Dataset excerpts
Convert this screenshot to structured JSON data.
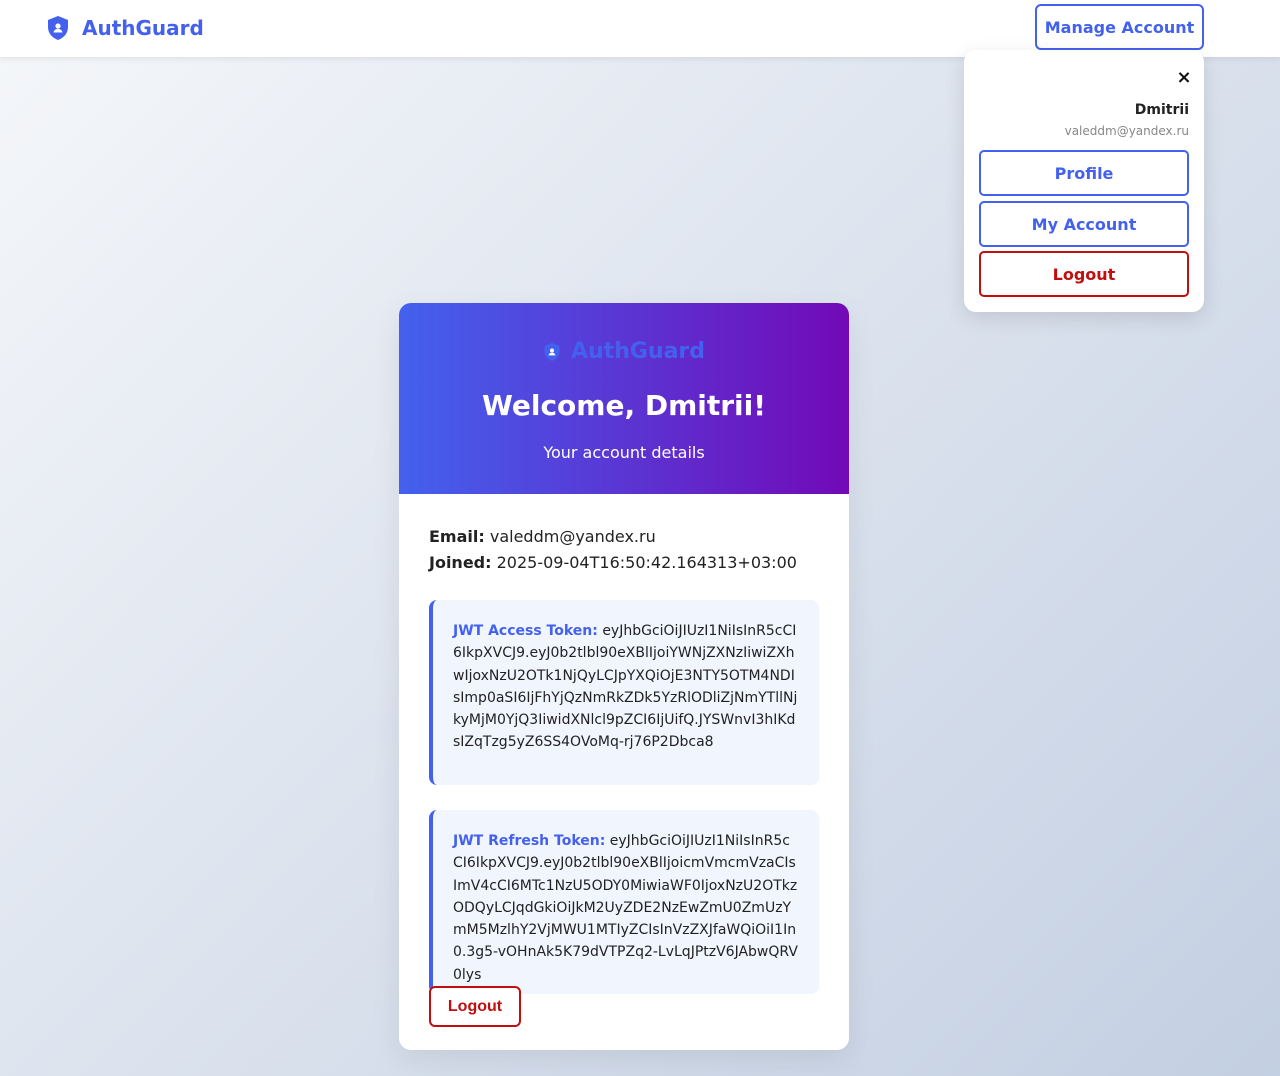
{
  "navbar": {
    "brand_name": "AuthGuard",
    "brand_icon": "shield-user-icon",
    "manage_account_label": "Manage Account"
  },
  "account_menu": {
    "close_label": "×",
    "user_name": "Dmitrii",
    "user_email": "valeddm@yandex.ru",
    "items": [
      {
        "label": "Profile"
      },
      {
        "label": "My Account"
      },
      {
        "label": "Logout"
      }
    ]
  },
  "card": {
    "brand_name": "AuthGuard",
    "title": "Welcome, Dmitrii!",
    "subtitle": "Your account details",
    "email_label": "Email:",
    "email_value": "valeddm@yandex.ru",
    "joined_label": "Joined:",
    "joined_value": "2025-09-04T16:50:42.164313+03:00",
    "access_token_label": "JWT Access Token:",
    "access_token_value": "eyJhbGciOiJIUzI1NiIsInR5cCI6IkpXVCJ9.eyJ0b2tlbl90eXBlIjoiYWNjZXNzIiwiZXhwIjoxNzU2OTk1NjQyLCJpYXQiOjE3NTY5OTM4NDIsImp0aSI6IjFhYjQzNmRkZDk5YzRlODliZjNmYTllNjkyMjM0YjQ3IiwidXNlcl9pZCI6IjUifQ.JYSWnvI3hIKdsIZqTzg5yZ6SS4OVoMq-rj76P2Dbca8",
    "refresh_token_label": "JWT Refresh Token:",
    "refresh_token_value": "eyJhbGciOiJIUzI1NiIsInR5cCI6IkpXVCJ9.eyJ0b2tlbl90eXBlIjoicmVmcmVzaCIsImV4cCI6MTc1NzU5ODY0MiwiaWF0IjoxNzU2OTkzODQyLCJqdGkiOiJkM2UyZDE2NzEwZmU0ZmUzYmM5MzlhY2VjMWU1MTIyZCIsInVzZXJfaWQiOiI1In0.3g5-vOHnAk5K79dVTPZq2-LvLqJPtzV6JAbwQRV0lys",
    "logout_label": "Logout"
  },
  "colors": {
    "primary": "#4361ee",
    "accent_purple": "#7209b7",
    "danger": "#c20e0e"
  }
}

## TASK TO COMPLETE:
Make an exact copy of all entries above, dropping the images.

## THE COMPLETED TASK:
Convert this screenshot to structured JSON data.
{
  "navbar": {
    "brand_name": "AuthGuard",
    "brand_icon": "shield-user-icon",
    "manage_account_label": "Manage Account"
  },
  "account_menu": {
    "close_label": "×",
    "user_name": "Dmitrii",
    "user_email": "valeddm@yandex.ru",
    "items": [
      {
        "label": "Profile"
      },
      {
        "label": "My Account"
      },
      {
        "label": "Logout"
      }
    ]
  },
  "card": {
    "brand_name": "AuthGuard",
    "title": "Welcome, Dmitrii!",
    "subtitle": "Your account details",
    "email_label": "Email:",
    "email_value": "valeddm@yandex.ru",
    "joined_label": "Joined:",
    "joined_value": "2025-09-04T16:50:42.164313+03:00",
    "access_token_label": "JWT Access Token:",
    "access_token_value": "eyJhbGciOiJIUzI1NiIsInR5cCI6IkpXVCJ9.eyJ0b2tlbl90eXBlIjoiYWNjZXNzIiwiZXhwIjoxNzU2OTk1NjQyLCJpYXQiOjE3NTY5OTM4NDIsImp0aSI6IjFhYjQzNmRkZDk5YzRlODliZjNmYTllNjkyMjM0YjQ3IiwidXNlcl9pZCI6IjUifQ.JYSWnvI3hIKdsIZqTzg5yZ6SS4OVoMq-rj76P2Dbca8",
    "refresh_token_label": "JWT Refresh Token:",
    "refresh_token_value": "eyJhbGciOiJIUzI1NiIsInR5cCI6IkpXVCJ9.eyJ0b2tlbl90eXBlIjoicmVmcmVzaCIsImV4cCI6MTc1NzU5ODY0MiwiaWF0IjoxNzU2OTkzODQyLCJqdGkiOiJkM2UyZDE2NzEwZmU0ZmUzYmM5MzlhY2VjMWU1MTIyZCIsInVzZXJfaWQiOiI1In0.3g5-vOHnAk5K79dVTPZq2-LvLqJPtzV6JAbwQRV0lys",
    "logout_label": "Logout"
  },
  "colors": {
    "primary": "#4361ee",
    "accent_purple": "#7209b7",
    "danger": "#c20e0e"
  }
}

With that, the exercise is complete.